• EXERCISE: Where a line contains the word "IMPORTANT", copy that line in full.

═════ DATASET ROWS

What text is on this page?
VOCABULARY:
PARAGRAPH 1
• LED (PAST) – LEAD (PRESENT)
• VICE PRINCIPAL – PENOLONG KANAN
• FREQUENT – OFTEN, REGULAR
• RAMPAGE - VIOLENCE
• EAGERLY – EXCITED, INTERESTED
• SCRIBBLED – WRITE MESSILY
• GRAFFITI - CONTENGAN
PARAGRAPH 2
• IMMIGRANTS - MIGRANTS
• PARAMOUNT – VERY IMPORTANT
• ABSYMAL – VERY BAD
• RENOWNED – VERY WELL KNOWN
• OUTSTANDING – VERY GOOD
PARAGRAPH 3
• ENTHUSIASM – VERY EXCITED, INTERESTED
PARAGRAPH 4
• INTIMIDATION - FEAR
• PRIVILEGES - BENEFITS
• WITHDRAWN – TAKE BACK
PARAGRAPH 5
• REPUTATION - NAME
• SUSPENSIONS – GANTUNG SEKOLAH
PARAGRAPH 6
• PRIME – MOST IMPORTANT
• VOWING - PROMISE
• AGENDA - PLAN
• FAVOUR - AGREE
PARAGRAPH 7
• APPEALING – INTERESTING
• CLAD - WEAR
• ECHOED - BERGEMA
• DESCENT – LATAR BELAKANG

══════════

• RESPONSE TO THE EXERCISE:
• PARAMOUNT – VERY IMPORTANT
• PRIME – MOST IMPORTANT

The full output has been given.